== Data extract
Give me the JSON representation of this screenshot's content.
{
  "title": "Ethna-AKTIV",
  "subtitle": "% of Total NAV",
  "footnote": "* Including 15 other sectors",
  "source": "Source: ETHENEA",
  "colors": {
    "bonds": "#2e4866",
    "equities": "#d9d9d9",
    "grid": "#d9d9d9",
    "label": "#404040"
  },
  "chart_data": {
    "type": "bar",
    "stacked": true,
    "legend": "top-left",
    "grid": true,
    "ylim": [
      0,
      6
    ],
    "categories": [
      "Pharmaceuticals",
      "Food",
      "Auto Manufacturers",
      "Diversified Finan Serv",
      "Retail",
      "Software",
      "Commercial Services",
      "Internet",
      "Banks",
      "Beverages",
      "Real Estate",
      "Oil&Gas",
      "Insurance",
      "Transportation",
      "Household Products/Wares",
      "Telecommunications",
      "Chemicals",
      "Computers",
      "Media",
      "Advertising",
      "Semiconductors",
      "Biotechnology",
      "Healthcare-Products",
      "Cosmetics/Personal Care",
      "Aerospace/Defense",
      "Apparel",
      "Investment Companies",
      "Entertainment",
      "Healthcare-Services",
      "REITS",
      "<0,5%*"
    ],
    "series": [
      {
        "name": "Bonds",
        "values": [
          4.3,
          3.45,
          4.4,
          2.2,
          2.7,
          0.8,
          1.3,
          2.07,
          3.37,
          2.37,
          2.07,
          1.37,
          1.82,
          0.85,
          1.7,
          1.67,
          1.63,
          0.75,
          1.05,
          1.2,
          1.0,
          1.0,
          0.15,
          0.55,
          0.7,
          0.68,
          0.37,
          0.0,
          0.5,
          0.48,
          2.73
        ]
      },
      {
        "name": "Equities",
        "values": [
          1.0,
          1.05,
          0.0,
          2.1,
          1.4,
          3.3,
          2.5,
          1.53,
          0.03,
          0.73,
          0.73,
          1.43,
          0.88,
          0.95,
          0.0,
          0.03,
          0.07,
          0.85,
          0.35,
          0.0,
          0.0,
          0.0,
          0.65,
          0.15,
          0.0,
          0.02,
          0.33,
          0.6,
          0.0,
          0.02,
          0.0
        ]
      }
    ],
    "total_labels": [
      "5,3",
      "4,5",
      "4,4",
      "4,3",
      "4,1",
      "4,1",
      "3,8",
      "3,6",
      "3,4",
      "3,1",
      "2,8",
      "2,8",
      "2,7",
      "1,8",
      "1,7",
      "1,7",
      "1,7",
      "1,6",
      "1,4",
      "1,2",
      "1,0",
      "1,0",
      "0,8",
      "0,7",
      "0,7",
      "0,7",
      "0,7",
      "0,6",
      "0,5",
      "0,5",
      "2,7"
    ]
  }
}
====
> **What you have to do**
Go through the records and print each one exactly.

> **Finished answer**
Give me the JSON representation of this screenshot's content.
{
  "title": "Ethna-AKTIV",
  "subtitle": "% of Total NAV",
  "footnote": "* Including 15 other sectors",
  "source": "Source: ETHENEA",
  "colors": {
    "bonds": "#2e4866",
    "equities": "#d9d9d9",
    "grid": "#d9d9d9",
    "label": "#404040"
  },
  "chart_data": {
    "type": "bar",
    "stacked": true,
    "legend": "top-left",
    "grid": true,
    "ylim": [
      0,
      6
    ],
    "categories": [
      "Pharmaceuticals",
      "Food",
      "Auto Manufacturers",
      "Diversified Finan Serv",
      "Retail",
      "Software",
      "Commercial Services",
      "Internet",
      "Banks",
      "Beverages",
      "Real Estate",
      "Oil&Gas",
      "Insurance",
      "Transportation",
      "Household Products/Wares",
      "Telecommunications",
      "Chemicals",
      "Computers",
      "Media",
      "Advertising",
      "Semiconductors",
      "Biotechnology",
      "Healthcare-Products",
      "Cosmetics/Personal Care",
      "Aerospace/Defense",
      "Apparel",
      "Investment Companies",
      "Entertainment",
      "Healthcare-Services",
      "REITS",
      "<0,5%*"
    ],
    "series": [
      {
        "name": "Bonds",
        "values": [
          4.3,
          3.45,
          4.4,
          2.2,
          2.7,
          0.8,
          1.3,
          2.07,
          3.37,
          2.37,
          2.07,
          1.37,
          1.82,
          0.85,
          1.7,
          1.67,
          1.63,
          0.75,
          1.05,
          1.2,
          1.0,
          1.0,
          0.15,
          0.55,
          0.7,
          0.68,
          0.37,
          0.0,
          0.5,
          0.48,
          2.73
        ]
      },
      {
        "name": "Equities",
        "values": [
          1.0,
          1.05,
          0.0,
          2.1,
          1.4,
          3.3,
          2.5,
          1.53,
          0.03,
          0.73,
          0.73,
          1.43,
          0.88,
          0.95,
          0.0,
          0.03,
          0.07,
          0.85,
          0.35,
          0.0,
          0.0,
          0.0,
          0.65,
          0.15,
          0.0,
          0.02,
          0.33,
          0.6,
          0.0,
          0.02,
          0.0
        ]
      }
    ],
    "total_labels": [
      "5,3",
      "4,5",
      "4,4",
      "4,3",
      "4,1",
      "4,1",
      "3,8",
      "3,6",
      "3,4",
      "3,1",
      "2,8",
      "2,8",
      "2,7",
      "1,8",
      "1,7",
      "1,7",
      "1,7",
      "1,6",
      "1,4",
      "1,2",
      "1,0",
      "1,0",
      "0,8",
      "0,7",
      "0,7",
      "0,7",
      "0,7",
      "0,6",
      "0,5",
      "0,5",
      "2,7"
    ]
  }
}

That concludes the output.